▶ [Requirements]:
Each line of the listing that contains the word "Sequence" is to be copied.

►

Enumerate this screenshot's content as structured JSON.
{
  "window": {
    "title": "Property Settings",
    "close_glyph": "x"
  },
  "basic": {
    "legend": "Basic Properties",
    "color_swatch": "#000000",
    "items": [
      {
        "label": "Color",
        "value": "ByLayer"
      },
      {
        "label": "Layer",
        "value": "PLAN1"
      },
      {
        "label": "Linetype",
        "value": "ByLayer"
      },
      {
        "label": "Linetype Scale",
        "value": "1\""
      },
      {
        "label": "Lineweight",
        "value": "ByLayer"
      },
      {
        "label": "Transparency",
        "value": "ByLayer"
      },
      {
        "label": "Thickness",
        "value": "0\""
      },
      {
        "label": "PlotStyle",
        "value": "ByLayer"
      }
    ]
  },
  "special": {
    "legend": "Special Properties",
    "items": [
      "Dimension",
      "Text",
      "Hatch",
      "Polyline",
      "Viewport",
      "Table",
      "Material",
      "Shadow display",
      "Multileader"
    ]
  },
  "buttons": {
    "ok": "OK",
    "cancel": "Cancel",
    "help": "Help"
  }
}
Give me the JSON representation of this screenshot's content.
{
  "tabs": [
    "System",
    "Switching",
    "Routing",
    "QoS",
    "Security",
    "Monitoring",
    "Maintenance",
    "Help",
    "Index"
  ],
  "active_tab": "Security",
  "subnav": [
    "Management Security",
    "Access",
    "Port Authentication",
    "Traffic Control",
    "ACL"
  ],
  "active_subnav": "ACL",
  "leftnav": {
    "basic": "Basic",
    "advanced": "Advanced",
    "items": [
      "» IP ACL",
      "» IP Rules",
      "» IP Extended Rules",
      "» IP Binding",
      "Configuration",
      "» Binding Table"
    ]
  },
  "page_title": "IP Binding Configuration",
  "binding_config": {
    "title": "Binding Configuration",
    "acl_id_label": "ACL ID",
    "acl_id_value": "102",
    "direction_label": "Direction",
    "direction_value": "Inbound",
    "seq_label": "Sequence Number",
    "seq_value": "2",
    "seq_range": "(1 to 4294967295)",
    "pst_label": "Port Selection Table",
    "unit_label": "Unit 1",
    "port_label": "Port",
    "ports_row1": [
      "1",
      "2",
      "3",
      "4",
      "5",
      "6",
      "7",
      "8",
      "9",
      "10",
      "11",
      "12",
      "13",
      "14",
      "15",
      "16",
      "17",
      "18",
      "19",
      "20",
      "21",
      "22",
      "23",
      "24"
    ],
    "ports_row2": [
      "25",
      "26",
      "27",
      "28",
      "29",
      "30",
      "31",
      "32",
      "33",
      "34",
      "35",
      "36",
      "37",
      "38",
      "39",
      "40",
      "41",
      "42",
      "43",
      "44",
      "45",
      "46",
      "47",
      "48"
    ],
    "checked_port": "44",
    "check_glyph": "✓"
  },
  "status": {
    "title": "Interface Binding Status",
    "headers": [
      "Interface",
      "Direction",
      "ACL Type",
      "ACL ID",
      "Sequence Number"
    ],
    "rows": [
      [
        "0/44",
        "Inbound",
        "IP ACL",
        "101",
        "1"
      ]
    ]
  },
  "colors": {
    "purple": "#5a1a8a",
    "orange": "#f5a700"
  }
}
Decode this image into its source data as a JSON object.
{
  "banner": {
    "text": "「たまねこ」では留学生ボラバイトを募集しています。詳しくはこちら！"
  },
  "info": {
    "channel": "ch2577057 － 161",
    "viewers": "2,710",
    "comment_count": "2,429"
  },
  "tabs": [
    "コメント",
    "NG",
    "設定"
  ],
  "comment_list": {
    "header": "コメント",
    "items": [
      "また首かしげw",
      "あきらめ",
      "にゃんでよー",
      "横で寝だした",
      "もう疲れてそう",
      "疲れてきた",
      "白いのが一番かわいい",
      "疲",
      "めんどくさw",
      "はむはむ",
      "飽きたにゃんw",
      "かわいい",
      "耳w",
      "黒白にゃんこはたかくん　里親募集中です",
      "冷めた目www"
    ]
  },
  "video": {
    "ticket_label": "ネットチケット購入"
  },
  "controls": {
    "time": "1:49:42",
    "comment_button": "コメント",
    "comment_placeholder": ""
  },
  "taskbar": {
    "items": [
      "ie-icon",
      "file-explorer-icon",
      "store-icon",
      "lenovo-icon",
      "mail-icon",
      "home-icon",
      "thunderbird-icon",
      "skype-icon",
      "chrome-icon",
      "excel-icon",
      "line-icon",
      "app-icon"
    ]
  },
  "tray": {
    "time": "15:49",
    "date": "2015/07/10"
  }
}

◄

▶ [Solution to this exercise]:
    "seq_label": "Sequence Number",
      "Sequence Number"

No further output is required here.